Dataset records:
====
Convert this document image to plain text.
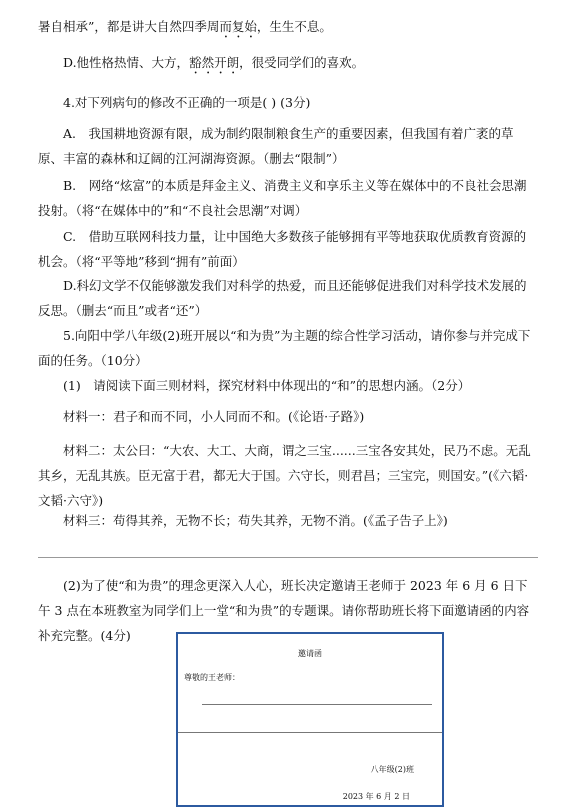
暑自相承”，都是讲大自然四季周而复始，生生不息。

D.他性格热情、大方，豁然开朗，很受同学们的喜欢。

4.对下列病句的修改不正确的一项是( ) (3分)

A.　我国耕地资源有限，成为制约限制粮食生产的重要因素，但我国有着广袤的草原、丰富的森林和辽阔的江河湖海资源。（删去“限制”）

B.　网络“炫富”的本质是拜金主义、消费主义和享乐主义等在媒体中的不良社会思潮投射。（将“在媒体中的”和“不良社会思潮”对调）

C.　借助互联网科技力量，让中国绝大多数孩子能够拥有平等地获取优质教育资源的机会。（将“平等地”移到“拥有”前面）

D.科幻文学不仅能够激发我们对科学的热爱，而且还能够促进我们对科学技术发展的反思。（删去“而且”或者“还”）

5.向阳中学八年级(2)班开展以“和为贵”为主题的综合性学习活动，请你参与并完成下面的任务。（10分）

(1)　请阅读下面三则材料，探究材料中体现出的“和”的思想内涵。（2分）

材料一：君子和而不同，小人同而不和。(《论语·子路》)

材料二：太公曰：“大农、大工、大商，谓之三宝......三宝各安其处，民乃不虑。无乱其乡，无乱其族。臣无富于君，都无大于国。六守长，则君昌；三宝完，则国安。”(《六韬·文韬·六守》)

材料三：苟得其养，无物不长；苟失其养，无物不消。(《孟子告子上》)

(2)为了使“和为贵”的理念更深入人心，班长决定邀请王老师于 2023 年 6 月 6 日下午 3 点在本班教室为同学们上一堂“和为贵”的专题课。请你帮助班长将下面邀请函的内容补充完整。(4分)

邀请函
尊敬的王老师：
八年级(2)班
2023 年 6 月 2 日
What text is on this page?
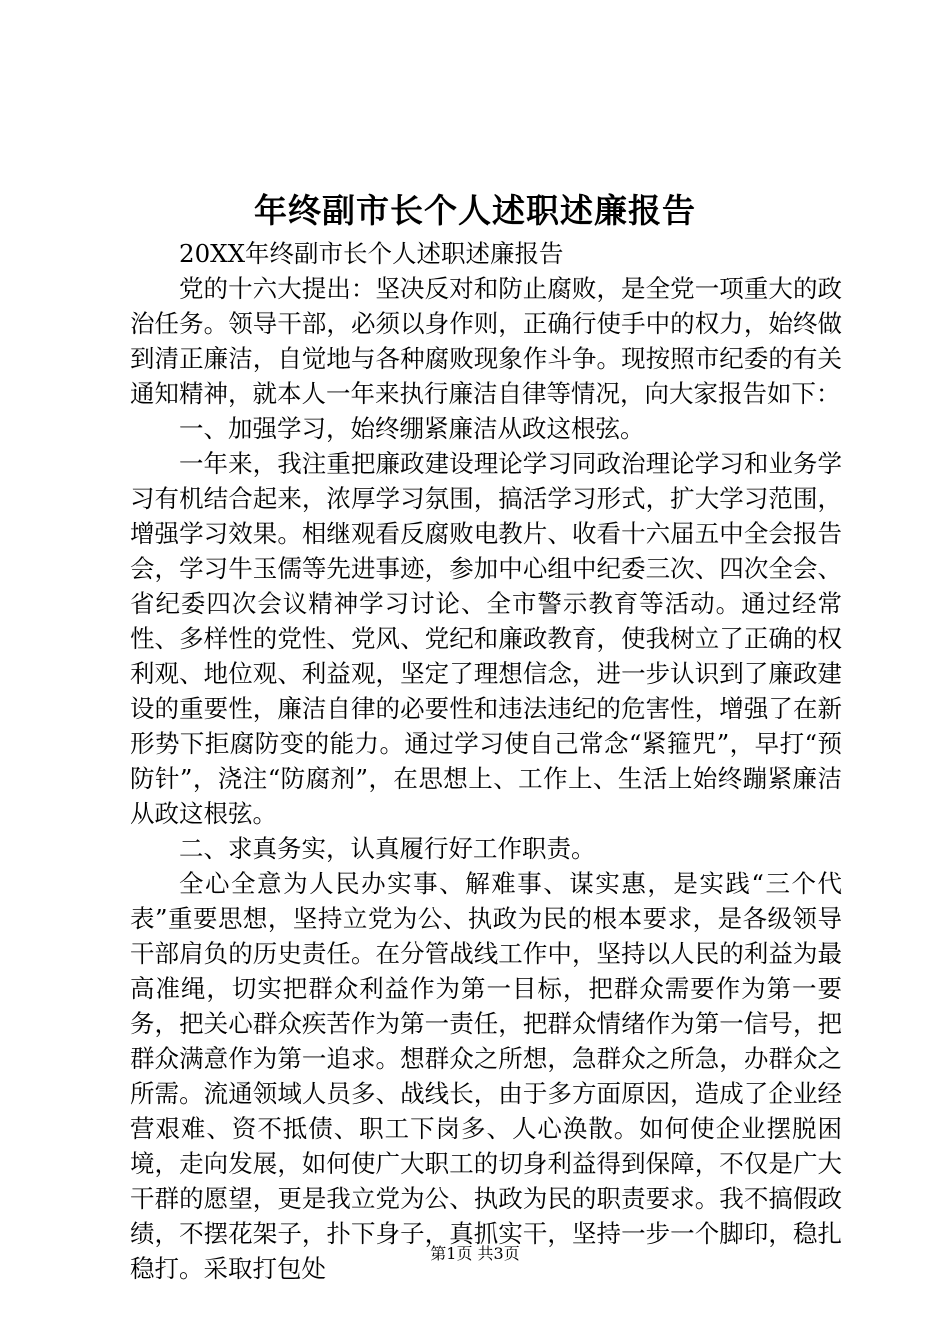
年终副市长个人述职述廉报告

20XX年终副市长个人述职述廉报告

党的十六大提出：坚决反对和防止腐败，是全党一项重大的政治任务。领导干部，必须以身作则，正确行使手中的权力，始终做到清正廉洁，自觉地与各种腐败现象作斗争。现按照市纪委的有关通知精神，就本人一年来执行廉洁自律等情况，向大家报告如下：

一、加强学习，始终绷紧廉洁从政这根弦。

一年来，我注重把廉政建设理论学习同政治理论学习和业务学习有机结合起来，浓厚学习氛围，搞活学习形式，扩大学习范围，增强学习效果。相继观看反腐败电教片、收看十六届五中全会报告会，学习牛玉儒等先进事迹，参加中心组中纪委三次、四次全会、省纪委四次会议精神学习讨论、全市警示教育等活动。通过经常性、多样性的党性、党风、党纪和廉政教育，使我树立了正确的权利观、地位观、利益观，坚定了理想信念，进一步认识到了廉政建设的重要性，廉洁自律的必要性和违法违纪的危害性，增强了在新形势下拒腐防变的能力。通过学习使自己常念“紧箍咒”，早打“预防针”，浇注“防腐剂”，在思想上、工作上、生活上始终蹦紧廉洁从政这根弦。

二、求真务实，认真履行好工作职责。

全心全意为人民办实事、解难事、谋实惠，是实践“三个代表”重要思想，坚持立党为公、执政为民的根本要求，是各级领导干部肩负的历史责任。在分管战线工作中，坚持以人民的利益为最高准绳，切实把群众利益作为第一目标，把群众需要作为第一要务，把关心群众疾苦作为第一责任，把群众情绪作为第一信号，把群众满意作为第一追求。想群众之所想，急群众之所急，办群众之所需。流通领域人员多、战线长，由于多方面原因，造成了企业经营艰难、资不抵债、职工下岗多、人心涣散。如何使企业摆脱困境，走向发展，如何使广大职工的切身利益得到保障，不仅是广大干群的愿望，更是我立党为公、执政为民的职责要求。我不搞假政绩，不摆花架子，扑下身子，真抓实干，坚持一步一个脚印，稳扎稳打。采取打包处

第1页 共3页
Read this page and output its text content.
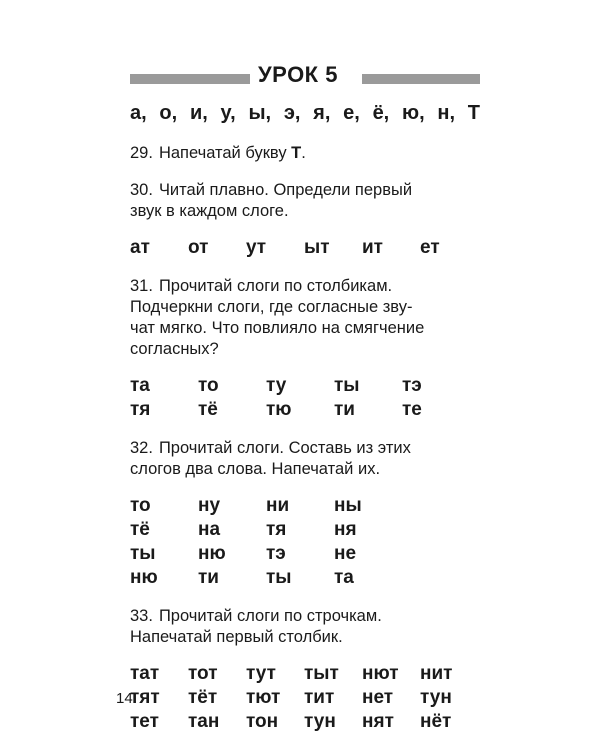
УРОК 5
а, о, и, у, ы, э, я, е, ё, ю, н, Т
29. Напечатай букву Т.
30. Читай плавно. Определи первый
звук в каждом слоге.
ат	от	ут	ыт	ит	ет
31. Прочитай слоги по столбикам.
Подчеркни слоги, где согласные зву-
чат мягко. Что повлияло на смягчение
согласных?
та	то	ту	ты	тэ
тя	тё	тю	ти	те
32. Прочитай слоги. Составь из этих
слогов два слова. Напечатай их.
то	ну	ни	ны
тё	на	тя	ня
ты	ню	тэ	не
ню	ти	ты	та
33. Прочитай слоги по строчкам.
Напечатай первый столбик.
тат	тот	тут	тыт	нют	нит
тят	тёт	тют	тит	нет	тун
тет	тан	тон	тун	нят	нёт
14
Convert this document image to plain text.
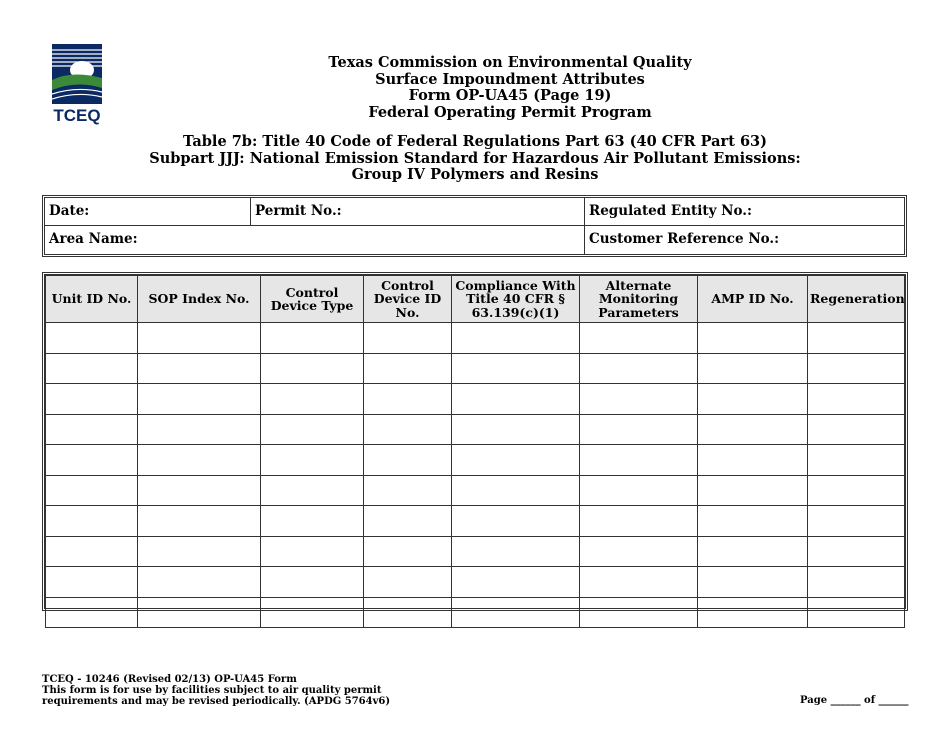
TCEQ
Texas Commission on Environmental Quality
Surface Impoundment Attributes
Form OP-UA45 (Page 19)
Federal Operating Permit Program
Table 7b: Title 40 Code of Federal Regulations Part 63 (40 CFR Part 63)
Subpart JJJ: National Emission Standard for Hazardous Air Pollutant Emissions:
Group IV Polymers and Resins
Date:	Permit No.:	Regulated Entity No.:
Area Name:	Customer Reference No.:
Unit ID No.	SOP Index No.	Control Device Type	Control Device ID No.	Compliance With Title 40 CFR § 63.139(c)(1)	Alternate Monitoring Parameters	AMP ID No.	Regeneration

TCEQ - 10246 (Revised 02/13) OP-UA45 Form
This form is for use by facilities subject to air quality permit
requirements and may be revised periodically. (APDG 5764v6)	Page ______ of ______
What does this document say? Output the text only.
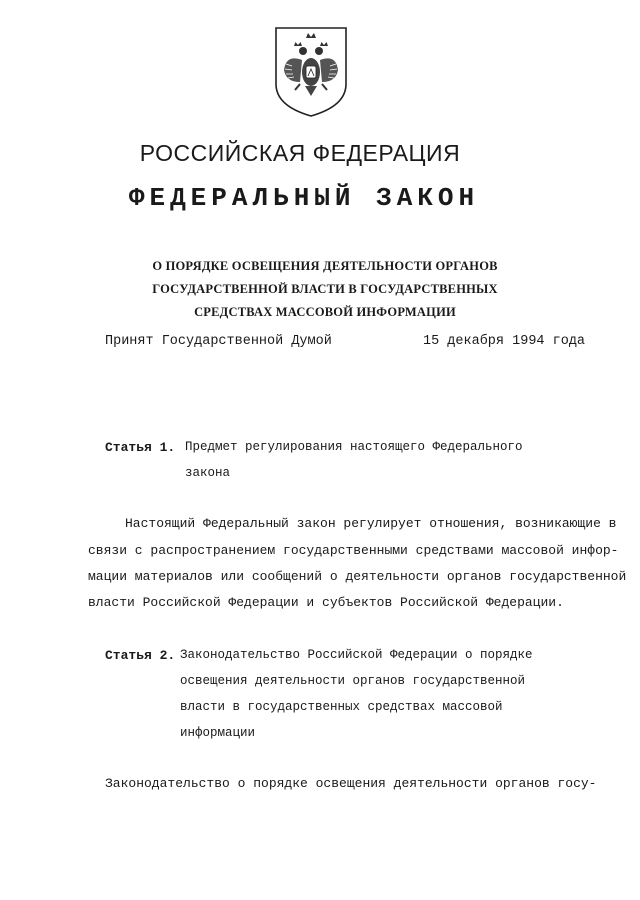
РОССИЙСКАЯ ФЕДЕРАЦИЯ
ФЕДЕРАЛЬНЫЙ ЗАКОН
О ПОРЯДКЕ ОСВЕЩЕНИЯ ДЕЯТЕЛЬНОСТИ ОРГАНОВ
ГОСУДАРСТВЕННОЙ ВЛАСТИ В ГОСУДАРСТВЕННЫХ
СРЕДСТВАХ МАССОВОЙ ИНФОРМАЦИИ
Принят Государственной Думой	15 декабря 1994 года
Статья 1. Предмет регулирования настоящего Федерального
закона
Настоящий Федеральный закон регулирует отношения, возникающие в
связи с распространением государственными средствами массовой инфор-
мации материалов или сообщений о деятельности органов государственной
власти Российской Федерации и субъектов Российской Федерации.
Статья 2. Законодательство Российской Федерации о порядке
освещения деятельности органов государственной
власти в государственных средствах массовой
информации
Законодательство о порядке освещения деятельности органов госу-
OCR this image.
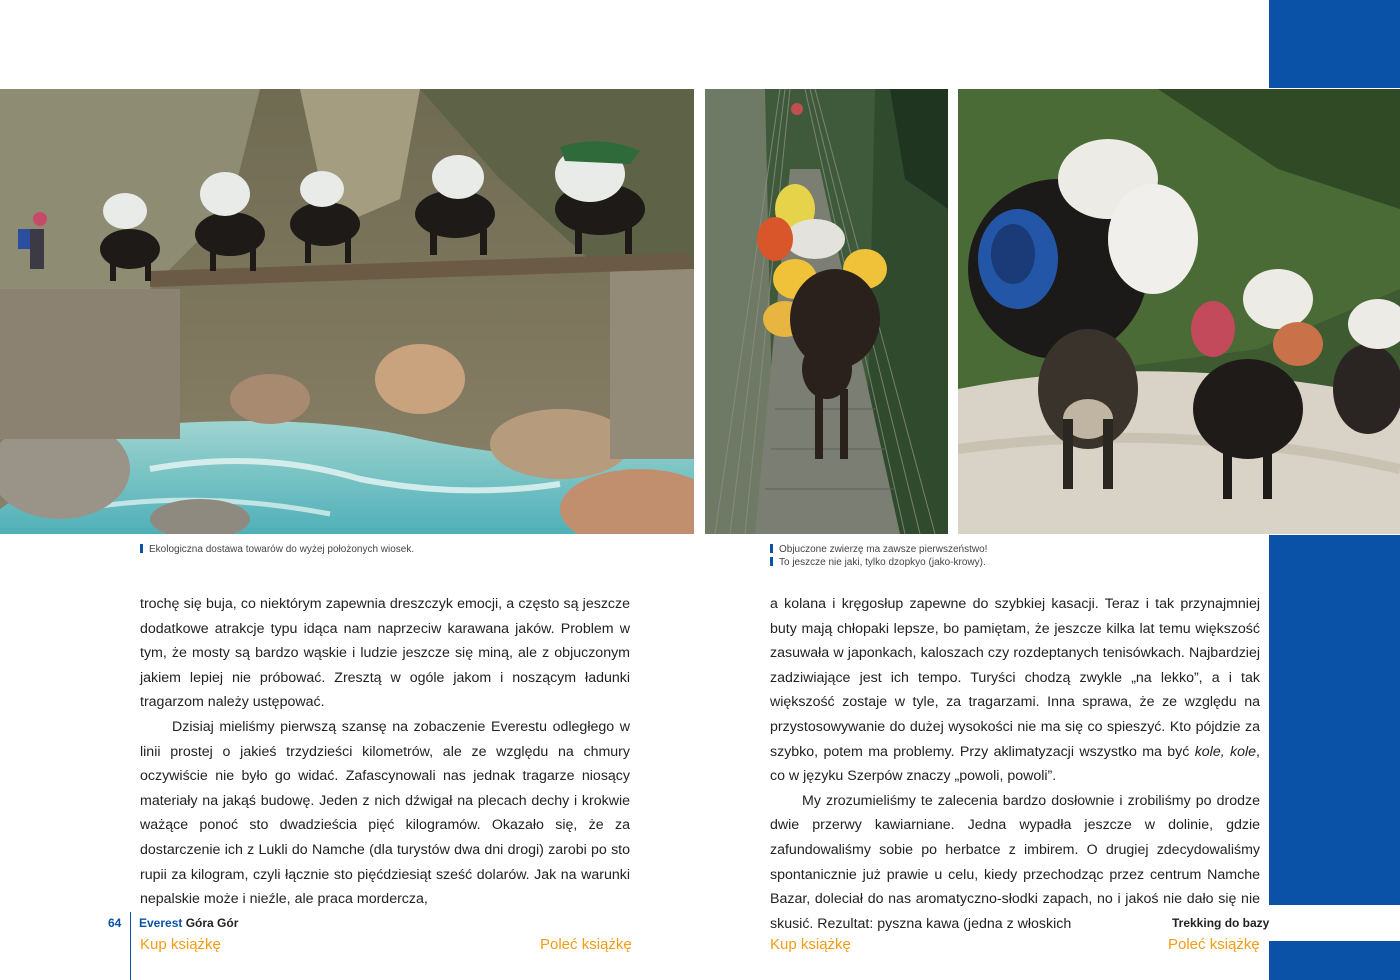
Ekologiczna dostawa towarów do wyżej położonych wiosek.	Objuczone zwierzę ma zawsze pierwszeństwo!
To jeszcze nie jaki, tylko dzopkyo (jako-krowy).

trochę się buja, co niektórym zapewnia dreszczyk emocji, a często są jeszcze dodatkowe atrakcje typu idąca nam naprzeciw karawana jaków. Problem w tym, że mosty są bardzo wąskie i ludzie jeszcze się miną, ale z objuczonym jakiem lepiej nie próbować. Zresztą w ogóle jakom i noszącym ładunki tragarzom należy ustępować.

Dzisiaj mieliśmy pierwszą szansę na zobaczenie Everestu odległego w linii prostej o jakieś trzydzieści kilometrów, ale ze względu na chmury oczywiście nie było go widać. Zafascynowali nas jednak tragarze niosący materiały na jakąś budowę. Jeden z nich dźwigał na plecach dechy i krokwie ważące ponoć sto dwadzieścia pięć kilogramów. Okazało się, że za dostarczenie ich z Lukli do Namche (dla turystów dwa dni drogi) zarobi po sto rupii za kilogram, czyli łącznie sto pięćdziesiąt sześć dolarów. Jak na warunki nepalskie może i nieźle, ale praca mordercza,

a kolana i kręgosłup zapewne do szybkiej kasacji. Teraz i tak przynajmniej buty mają chłopaki lepsze, bo pamiętam, że jeszcze kilka lat temu większość zasuwała w japonkach, kaloszach czy rozdeptanych tenisówkach. Najbardziej zadziwiające jest ich tempo. Turyści chodzą zwykle „na lekko”, a i tak większość zostaje w tyle, za tragarzami. Inna sprawa, że ze względu na przystosowywanie do dużej wysokości nie ma się co spieszyć. Kto pójdzie za szybko, potem ma problemy. Przy aklimatyzacji wszystko ma być kole, kole, co w języku Szerpów znaczy „powoli, powoli”.

My zrozumieliśmy te zalecenia bardzo dosłownie i zrobiliśmy po drodze dwie przerwy kawiarniane. Jedna wypadła jeszcze w dolinie, gdzie zafundowaliśmy sobie po herbatce z imbirem. O drugiej zdecydowaliśmy spontanicznie już prawie u celu, kiedy przechodząc przez centrum Namche Bazar, doleciał do nas aromatyczno-słodki zapach, no i jakoś nie dało się nie skusić. Rezultat: pyszna kawa (jedna z włoskich

64 Everest Góra Gór	Trekking do bazy 65
Kup książkę	Poleć książkę	Kup książkę	Poleć książkę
====
◆ Requirement
Your answer should be a single number: the count of lines in the data that include the word "Российской".

◆ Answer below
2